== WHAT YOU NEED TO DO ==
Output an exact reproduction of the data.

[Records from a data source]
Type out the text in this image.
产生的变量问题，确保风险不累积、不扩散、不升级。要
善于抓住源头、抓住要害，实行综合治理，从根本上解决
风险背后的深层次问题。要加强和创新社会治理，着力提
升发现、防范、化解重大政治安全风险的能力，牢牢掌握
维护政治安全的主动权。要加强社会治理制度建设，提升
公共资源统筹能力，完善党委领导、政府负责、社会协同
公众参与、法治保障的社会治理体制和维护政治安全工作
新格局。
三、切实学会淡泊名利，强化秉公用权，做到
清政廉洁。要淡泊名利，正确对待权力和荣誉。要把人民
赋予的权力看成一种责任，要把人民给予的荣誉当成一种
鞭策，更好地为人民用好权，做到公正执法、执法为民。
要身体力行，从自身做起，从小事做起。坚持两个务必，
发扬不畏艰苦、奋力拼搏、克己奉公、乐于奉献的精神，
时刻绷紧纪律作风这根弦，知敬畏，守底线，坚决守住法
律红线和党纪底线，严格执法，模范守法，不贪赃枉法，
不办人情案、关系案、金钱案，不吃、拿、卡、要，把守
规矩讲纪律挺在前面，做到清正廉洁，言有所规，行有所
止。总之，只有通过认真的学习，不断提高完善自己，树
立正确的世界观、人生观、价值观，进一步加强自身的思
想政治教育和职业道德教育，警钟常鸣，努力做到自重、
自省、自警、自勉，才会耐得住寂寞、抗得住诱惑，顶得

== WRITTEN RESPONSE ==
Type out the text in this image.
产生的变量问题，确保风险不累积、不扩散、不升级。要
善于抓住源头、抓住要害，实行综合治理，从根本上解决
风险背后的深层次问题。要加强和创新社会治理，着力提
升发现、防范、化解重大政治安全风险的能力，牢牢掌握
维护政治安全的主动权。要加强社会治理制度建设，提升
公共资源统筹能力，完善党委领导、政府负责、社会协同
公众参与、法治保障的社会治理体制和维护政治安全工作
新格局。
三、切实学会淡泊名利，强化秉公用权，做到
清政廉洁。要淡泊名利，正确对待权力和荣誉。要把人民
赋予的权力看成一种责任，要把人民给予的荣誉当成一种
鞭策，更好地为人民用好权，做到公正执法、执法为民。
要身体力行，从自身做起，从小事做起。坚持两个务必，
发扬不畏艰苦、奋力拼搏、克己奉公、乐于奉献的精神，
时刻绷紧纪律作风这根弦，知敬畏，守底线，坚决守住法
律红线和党纪底线，严格执法，模范守法，不贪赃枉法，
不办人情案、关系案、金钱案，不吃、拿、卡、要，把守
规矩讲纪律挺在前面，做到清正廉洁，言有所规，行有所
止。总之，只有通过认真的学习，不断提高完善自己，树
立正确的世界观、人生观、价值观，进一步加强自身的思
想政治教育和职业道德教育，警钟常鸣，努力做到自重、
自省、自警、自勉，才会耐得住寂寞、抗得住诱惑，顶得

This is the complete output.